SUPPLIED MATERIAL:
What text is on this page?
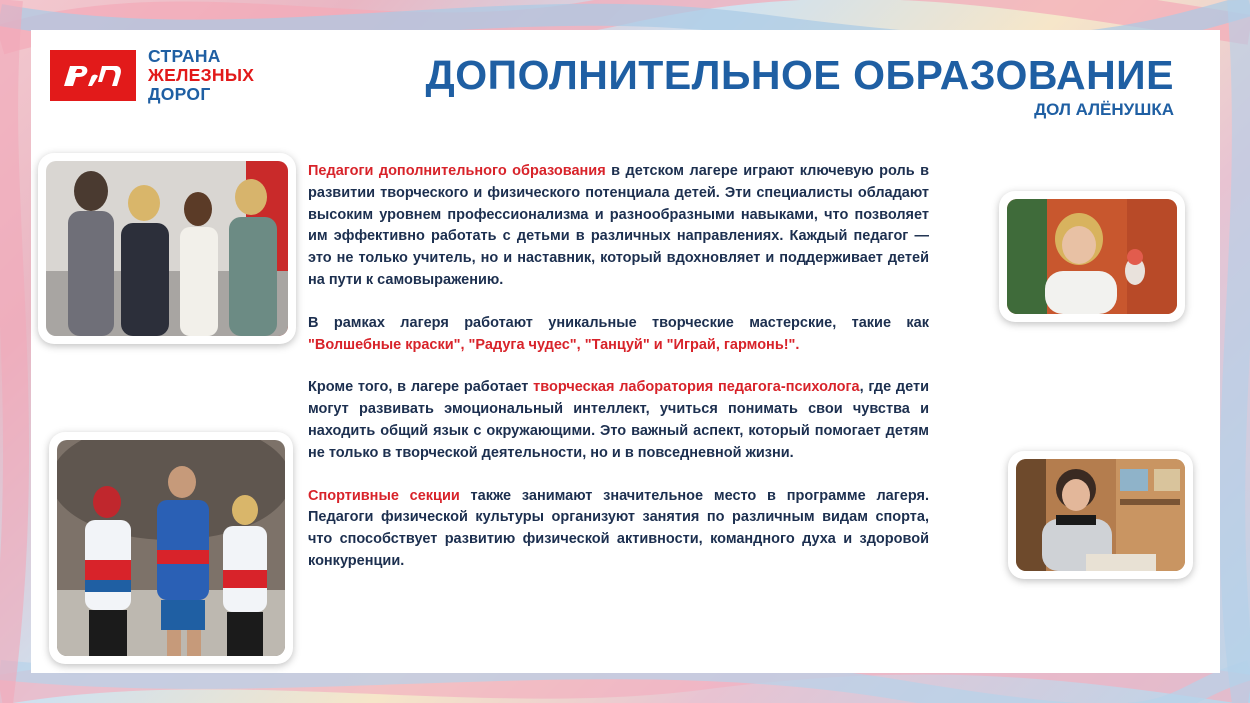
СТРАНА
ЖЕЛЕЗНЫХ
ДОРОГ	ДОПОЛНИТЕЛЬНОЕ ОБРАЗОВАНИЕ
ДОЛ АЛЁНУШКА

Педагоги дополнительного образования в детском лагере играют ключевую роль в развитии творческого и физического потенциала детей. Эти специалисты обладают высоким уровнем профессионализма и разнообразными навыками, что позволяет им эффективно работать с детьми в различных направлениях. Каждый педагог — это не только учитель, но и наставник, который вдохновляет и поддерживает детей на пути к самовыражению.

В рамках лагеря работают уникальные творческие мастерские, такие как "Волшебные краски", "Радуга чудес", "Танцуй" и "Играй, гармонь!".

Кроме того, в лагере работает творческая лаборатория педагога-психолога, где дети могут развивать эмоциональный интеллект, учиться понимать свои чувства и находить общий язык с окружающими. Это важный аспект, который помогает детям не только в творческой деятельности, но и в повседневной жизни.

Спортивные секции также занимают значительное место в программе лагеря. Педагоги физической культуры организуют занятия по различным видам спорта, что способствует развитию физической активности, командного духа и здоровой конкуренции.
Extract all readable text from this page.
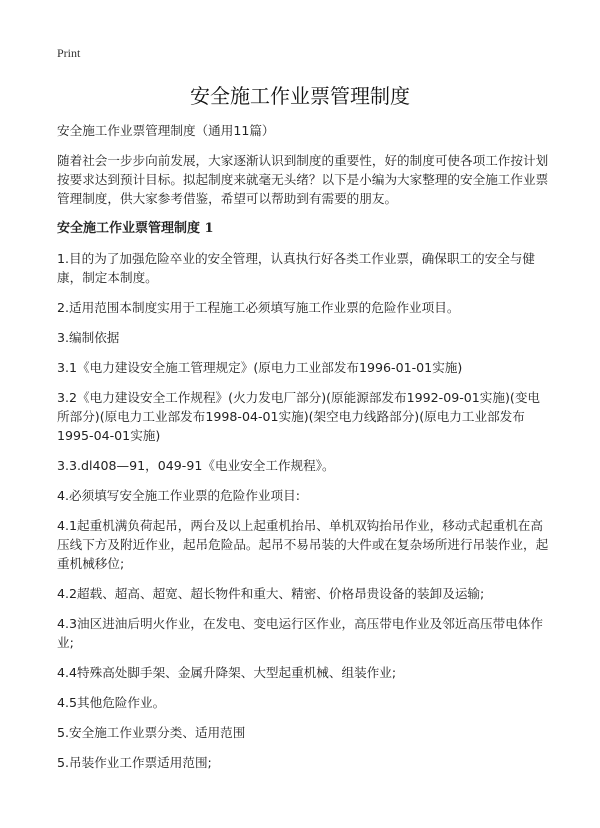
Print
安全施工作业票管理制度

安全施工作业票管理制度（通用11篇）

随着社会一步步向前发展，大家逐渐认识到制度的重要性，好的制度可使各项工作按计划按要求达到预计目标。拟起制度来就毫无头绪？以下是小编为大家整理的安全施工作业票管理制度，供大家参考借鉴，希望可以帮助到有需要的朋友。

安全施工作业票管理制度 1

1.目的为了加强危险卒业的安全管理，认真执行好各类工作业票，确保职工的安全与健康，制定本制度。

2.适用范围本制度实用于工程施工必须填写施工作业票的危险作业项目。

3.编制依据

3.1《电力建设安全施工管理规定》(原电力工业部发布1996-01-01实施)

3.2《电力建设安全工作规程》(火力发电厂部分)(原能源部发布1992-09-01实施)(变电所部分)(原电力工业部发布1998-04-01实施)(架空电力线路部分)(原电力工业部发布1995-04-01实施)

3.3.dl408—91，049-91《电业安全工作规程》。

4.必须填写安全施工作业票的危险作业项目:

4.1起重机满负荷起吊，两台及以上起重机抬吊、单机双钩抬吊作业，移动式起重机在高压线下方及附近作业，起吊危险品。起吊不易吊装的大件或在复杂场所进行吊装作业，起重机械移位;

4.2超载、超高、超宽、超长物件和重大、精密、价格昂贵设备的装卸及运输;

4.3油区进油后明火作业，在发电、变电运行区作业，高压带电作业及邻近高压带电体作业;

4.4特殊高处脚手架、金属升降架、大型起重机械、组装作业;

4.5其他危险作业。

5.安全施工作业票分类、适用范围

5.吊装作业工作票适用范围;
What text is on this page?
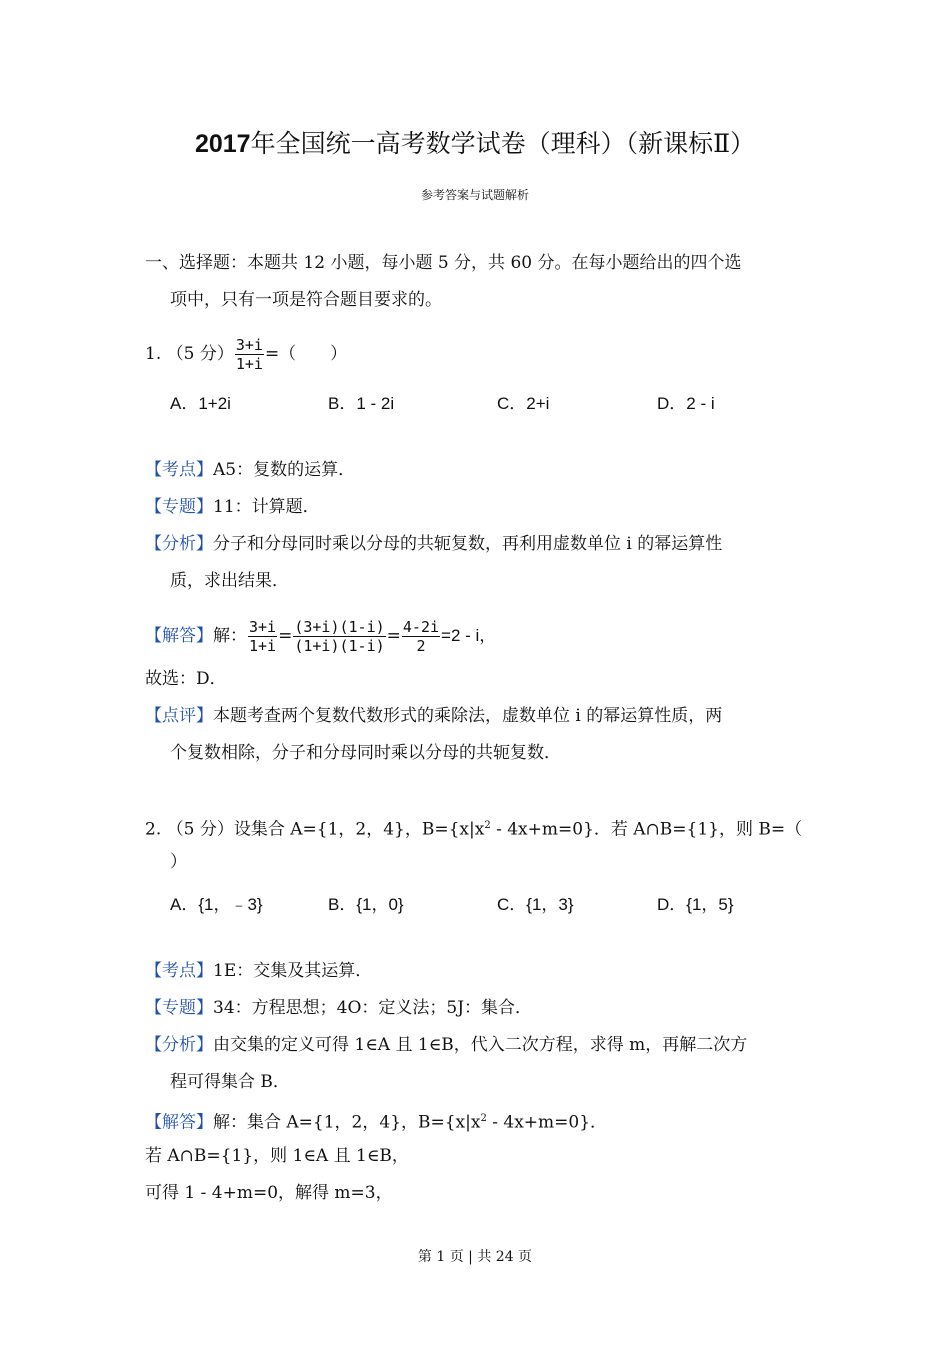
2017年全国统一高考数学试卷（理科）（新课标Ⅱ）
参考答案与试题解析
一、选择题：本题共 12 小题，每小题 5 分，共 60 分。在每小题给出的四个选
项中，只有一项是符合题目要求的。
1. （5 分） $\frac{3+i}{1+i}$ =（　　）
A．1+2i	B．1 - 2i	C．2+i	D．2 - i
【考点】A5：复数的运算．
【专题】11：计算题．
【分析】分子和分母同时乘以分母的共轭复数，再利用虚数单位 i 的幂运算性
质，求出结果．
【解答】解： $\frac{3+i}{1+i} = \frac{(3+i)(1-i)}{(1+i)(1-i)} = \frac{4-2i}{2} =2 - i$，
故选：D．
【点评】本题考查两个复数代数形式的乘除法，虚数单位 i 的幂运算性质，两
个复数相除，分子和分母同时乘以分母的共轭复数．
2. （5 分）设集合 A={1，2，4}，$B=\{x|x^2 - 4x+m=0\}$．若 A∩B={1}，则 B=（
）
A．{1，﹣3}	B．{1，0}	C．{1，3}	D．{1，5}
【考点】1E：交集及其运算．
【专题】34：方程思想；4O：定义法；5J：集合．
【分析】由交集的定义可得 1∈A 且 1∈B，代入二次方程，求得 m，再解二次方
程可得集合 B．
【解答】解：集合 A={1，2，4}，$B=\{x|x^2 - 4x+m=0\}$．
若 A∩B={1}，则 1∈A 且 1∈B，
可得 1 - 4+m=0，解得 m=3，
第 1 页 | 共 24 页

TASK DETAILS:
Within the material above, find the lines that contain the word "лагере"; copy them.

OUTPUT OF THE EXERCISE:
Педагоги дополнительного образования в детском лагере играют ключевую роль в развитии творческого и физического потенциала детей. Эти специалисты обладают высоким уровнем профессионализма и разнообразными навыками, что позволяет им эффективно работать с детьми в различных направлениях. Каждый педагог — это не только учитель, но и наставник, который вдохновляет и поддерживает детей на пути к самовыражению.
Кроме того, в лагере работает творческая лаборатория педагога-психолога, где дети могут развивать эмоциональный интеллект, учиться понимать свои чувства и находить общий язык с окружающими. Это важный аспект, который помогает детям не только в творческой деятельности, но и в повседневной жизни.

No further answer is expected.